What you need to do: Print every entry word for word, but omit the pictures.

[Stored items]
## start

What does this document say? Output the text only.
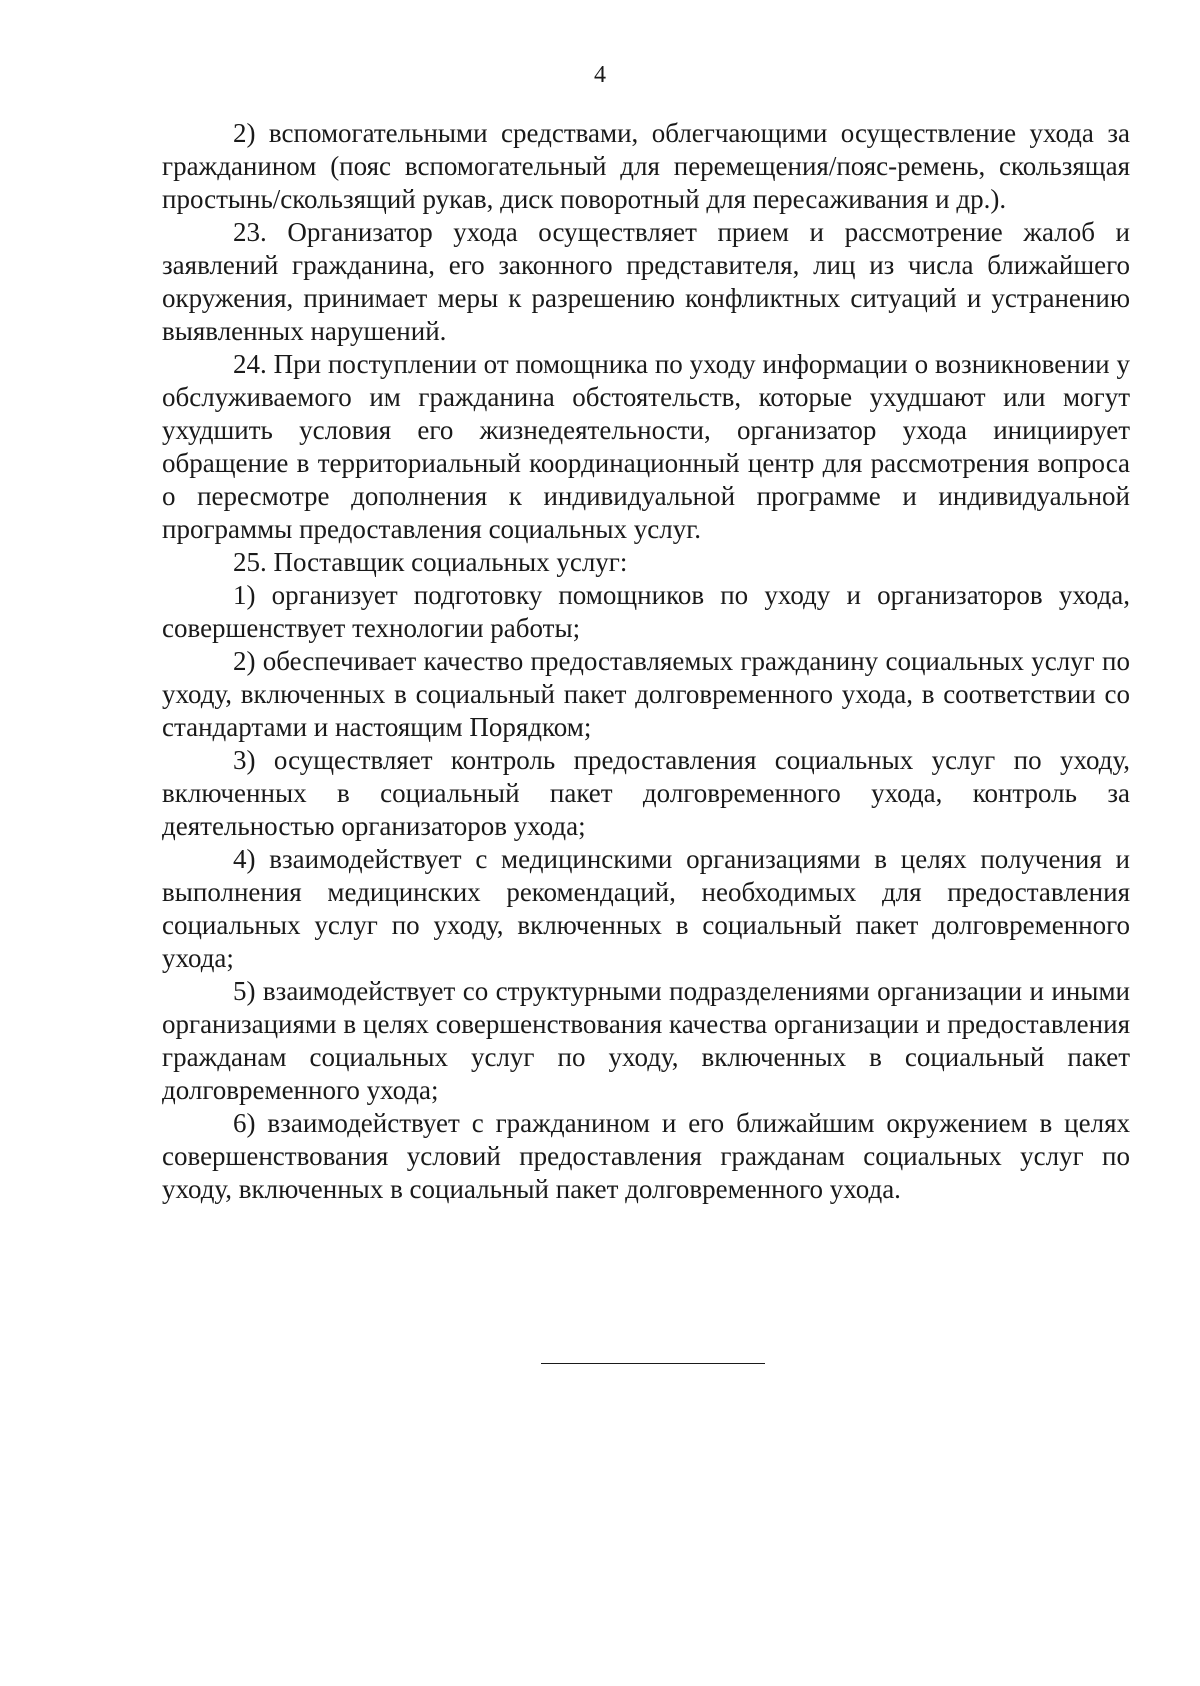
4

2) вспомогательными средствами, облегчающими осуществление ухода за гражданином (пояс вспомогательный для перемещения/пояс-ремень, скользящая простынь/скользящий рукав, диск поворотный для пересаживания и др.).

23. Организатор ухода осуществляет прием и рассмотрение жалоб и заявлений гражданина, его законного представителя, лиц из числа ближайшего окружения, принимает меры к разрешению конфликтных ситуаций и устранению выявленных нарушений.

24. При поступлении от помощника по уходу информации о возникновении у обслуживаемого им гражданина обстоятельств, которые ухудшают или могут ухудшить условия его жизнедеятельности, организатор ухода инициирует обращение в территориальный координационный центр для рассмотрения вопроса о пересмотре дополнения к индивидуальной программе и индивидуальной программы предоставления социальных услуг.

25. Поставщик социальных услуг:

1) организует подготовку помощников по уходу и организаторов ухода, совершенствует технологии работы;

2) обеспечивает качество предоставляемых гражданину социальных услуг по уходу, включенных в социальный пакет долговременного ухода, в соответствии со стандартами и настоящим Порядком;

3) осуществляет контроль предоставления социальных услуг по уходу, включенных в социальный пакет долговременного ухода, контроль за деятельностью организаторов ухода;

4) взаимодействует с медицинскими организациями в целях получения и выполнения медицинских рекомендаций, необходимых для предоставления социальных услуг по уходу, включенных в социальный пакет долговременного ухода;

5) взаимодействует со структурными подразделениями организации и иными организациями в целях совершенствования качества организации и предоставления гражданам социальных услуг по уходу, включенных в социальный пакет долговременного ухода;

6) взаимодействует с гражданином и его ближайшим окружением в целях совершенствования условий предоставления гражданам социальных услуг по уходу, включенных в социальный пакет долговременного ухода.
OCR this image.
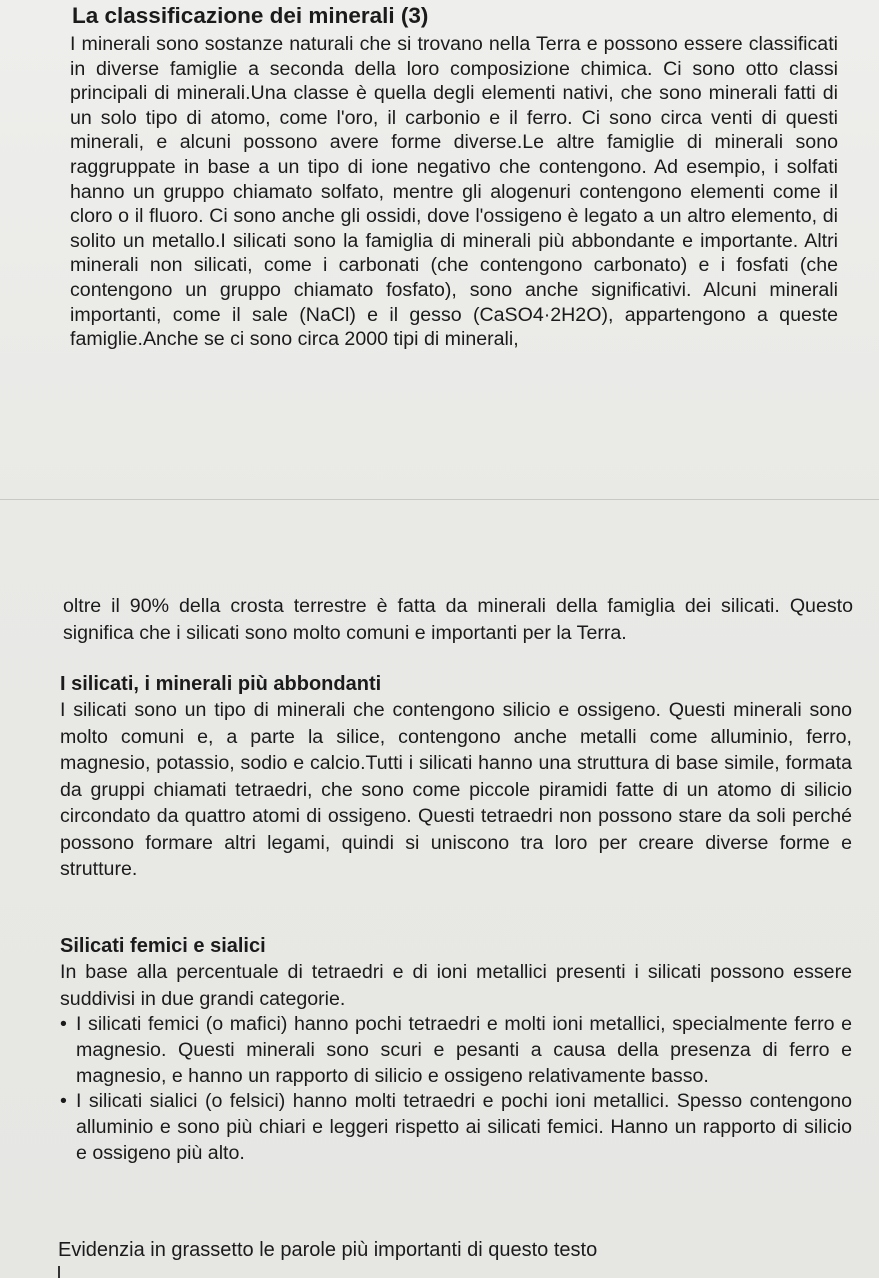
La classificazione dei minerali (3)

I minerali sono sostanze naturali che si trovano nella Terra e possono essere classificati in diverse famiglie a seconda della loro composizione chimica. Ci sono otto classi principali di minerali.Una classe è quella degli elementi nativi, che sono minerali fatti di un solo tipo di atomo, come l'oro, il carbonio e il ferro. Ci sono circa venti di questi minerali, e alcuni possono avere forme diverse.Le altre famiglie di minerali sono raggruppate in base a un tipo di ione negativo che contengono. Ad esempio, i solfati hanno un gruppo chiamato solfato, mentre gli alogenuri contengono elementi come il cloro o il fluoro. Ci sono anche gli ossidi, dove l'ossigeno è legato a un altro elemento, di solito un metallo.I silicati sono la famiglia di minerali più abbondante e importante. Altri minerali non silicati, come i carbonati (che contengono carbonato) e i fosfati (che contengono un gruppo chiamato fosfato), sono anche significativi. Alcuni minerali importanti, come il sale (NaCl) e il gesso (CaSO4·2H2O), appartengono a queste famiglie.Anche se ci sono circa 2000 tipi di minerali,

oltre il 90% della crosta terrestre è fatta da minerali della famiglia dei silicati. Questo significa che i silicati sono molto comuni e importanti per la Terra.

I silicati, i minerali più abbondanti

I silicati sono un tipo di minerali che contengono silicio e ossigeno. Questi minerali sono molto comuni e, a parte la silice, contengono anche metalli come alluminio, ferro, magnesio, potassio, sodio e calcio.Tutti i silicati hanno una struttura di base simile, formata da gruppi chiamati tetraedri, che sono come piccole piramidi fatte di un atomo di silicio circondato da quattro atomi di ossigeno. Questi tetraedri non possono stare da soli perché possono formare altri legami, quindi si uniscono tra loro per creare diverse forme e strutture.

Silicati femici e sialici

In base alla percentuale di tetraedri e di ioni metallici presenti i silicati possono essere suddivisi in due grandi categorie.

• I silicati femici (o mafici) hanno pochi tetraedri e molti ioni metallici, specialmente ferro e magnesio. Questi minerali sono scuri e pesanti a causa della presenza di ferro e magnesio, e hanno un rapporto di silicio e ossigeno relativamente basso.
• I silicati sialici (o felsici) hanno molti tetraedri e pochi ioni metallici. Spesso contengono alluminio e sono più chiari e leggeri rispetto ai silicati femici. Hanno un rapporto di silicio e ossigeno più alto.
Evidenzia in grassetto le parole più importanti di questo testo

## end

Output below:
What does this document say? Output the text only.
4

2) вспомогательными средствами, облегчающими осуществление ухода за гражданином (пояс вспомогательный для перемещения/пояс-ремень, скользящая простынь/скользящий рукав, диск поворотный для пересаживания и др.).

23. Организатор ухода осуществляет прием и рассмотрение жалоб и заявлений гражданина, его законного представителя, лиц из числа ближайшего окружения, принимает меры к разрешению конфликтных ситуаций и устранению выявленных нарушений.

24. При поступлении от помощника по уходу информации о возникновении у обслуживаемого им гражданина обстоятельств, которые ухудшают или могут ухудшить условия его жизнедеятельности, организатор ухода инициирует обращение в территориальный координационный центр для рассмотрения вопроса о пересмотре дополнения к индивидуальной программе и индивидуальной программы предоставления социальных услуг.

25. Поставщик социальных услуг:

1) организует подготовку помощников по уходу и организаторов ухода, совершенствует технологии работы;

2) обеспечивает качество предоставляемых гражданину социальных услуг по уходу, включенных в социальный пакет долговременного ухода, в соответствии со стандартами и настоящим Порядком;

3) осуществляет контроль предоставления социальных услуг по уходу, включенных в социальный пакет долговременного ухода, контроль за деятельностью организаторов ухода;

4) взаимодействует с медицинскими организациями в целях получения и выполнения медицинских рекомендаций, необходимых для предоставления социальных услуг по уходу, включенных в социальный пакет долговременного ухода;

5) взаимодействует со структурными подразделениями организации и иными организациями в целях совершенствования качества организации и предоставления гражданам социальных услуг по уходу, включенных в социальный пакет долговременного ухода;

6) взаимодействует с гражданином и его ближайшим окружением в целях совершенствования условий предоставления гражданам социальных услуг по уходу, включенных в социальный пакет долговременного ухода.
OCR this image.
La classificazione dei minerali (3)

I minerali sono sostanze naturali che si trovano nella Terra e possono essere classificati in diverse famiglie a seconda della loro composizione chimica. Ci sono otto classi principali di minerali.Una classe è quella degli elementi nativi, che sono minerali fatti di un solo tipo di atomo, come l'oro, il carbonio e il ferro. Ci sono circa venti di questi minerali, e alcuni possono avere forme diverse.Le altre famiglie di minerali sono raggruppate in base a un tipo di ione negativo che contengono. Ad esempio, i solfati hanno un gruppo chiamato solfato, mentre gli alogenuri contengono elementi come il cloro o il fluoro. Ci sono anche gli ossidi, dove l'ossigeno è legato a un altro elemento, di solito un metallo.I silicati sono la famiglia di minerali più abbondante e importante. Altri minerali non silicati, come i carbonati (che contengono carbonato) e i fosfati (che contengono un gruppo chiamato fosfato), sono anche significativi. Alcuni minerali importanti, come il sale (NaCl) e il gesso (CaSO4·2H2O), appartengono a queste famiglie.Anche se ci sono circa 2000 tipi di minerali,

oltre il 90% della crosta terrestre è fatta da minerali della famiglia dei silicati. Questo significa che i silicati sono molto comuni e importanti per la Terra.

I silicati, i minerali più abbondanti

I silicati sono un tipo di minerali che contengono silicio e ossigeno. Questi minerali sono molto comuni e, a parte la silice, contengono anche metalli come alluminio, ferro, magnesio, potassio, sodio e calcio.Tutti i silicati hanno una struttura di base simile, formata da gruppi chiamati tetraedri, che sono come piccole piramidi fatte di un atomo di silicio circondato da quattro atomi di ossigeno. Questi tetraedri non possono stare da soli perché possono formare altri legami, quindi si uniscono tra loro per creare diverse forme e strutture.

Silicati femici e sialici

In base alla percentuale di tetraedri e di ioni metallici presenti i silicati possono essere suddivisi in due grandi categorie.

• I silicati femici (o mafici) hanno pochi tetraedri e molti ioni metallici, specialmente ferro e magnesio. Questi minerali sono scuri e pesanti a causa della presenza di ferro e magnesio, e hanno un rapporto di silicio e ossigeno relativamente basso.
• I silicati sialici (o felsici) hanno molti tetraedri e pochi ioni metallici. Spesso contengono alluminio e sono più chiari e leggeri rispetto ai silicati femici. Hanno un rapporto di silicio e ossigeno più alto.
Evidenzia in grassetto le parole più importanti di questo testo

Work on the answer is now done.